*EXERCISE DATA:*
>>>
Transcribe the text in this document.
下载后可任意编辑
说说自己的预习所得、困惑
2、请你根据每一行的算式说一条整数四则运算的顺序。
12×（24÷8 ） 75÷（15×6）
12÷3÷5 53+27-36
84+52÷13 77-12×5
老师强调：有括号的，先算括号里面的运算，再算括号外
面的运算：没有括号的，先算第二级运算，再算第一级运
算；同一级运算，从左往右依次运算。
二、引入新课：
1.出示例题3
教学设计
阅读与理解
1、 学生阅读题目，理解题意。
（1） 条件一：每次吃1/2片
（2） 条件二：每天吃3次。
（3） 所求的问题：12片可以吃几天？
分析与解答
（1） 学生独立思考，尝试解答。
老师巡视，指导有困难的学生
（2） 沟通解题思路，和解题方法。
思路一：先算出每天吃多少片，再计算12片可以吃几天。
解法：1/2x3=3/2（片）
<<<
*PROBLEM TO WORK ON:* Copy the data above exactly. Every line must be included.

*ANSWER FOR THIS EXERCISE:*
Transcribe the text in this document.
下载后可任意编辑
说说自己的预习所得、困惑
2、请你根据每一行的算式说一条整数四则运算的顺序。
12×（24÷8 ） 75÷（15×6）
12÷3÷5 53+27-36
84+52÷13 77-12×5
老师强调：有括号的，先算括号里面的运算，再算括号外
面的运算：没有括号的，先算第二级运算，再算第一级运
算；同一级运算，从左往右依次运算。
二、引入新课：
1.出示例题3
教学设计
阅读与理解
1、 学生阅读题目，理解题意。
（1） 条件一：每次吃1/2片
（2） 条件二：每天吃3次。
（3） 所求的问题：12片可以吃几天？
分析与解答
（1） 学生独立思考，尝试解答。
老师巡视，指导有困难的学生
（2） 沟通解题思路，和解题方法。
思路一：先算出每天吃多少片，再计算12片可以吃几天。
解法：1/2x3=3/2（片）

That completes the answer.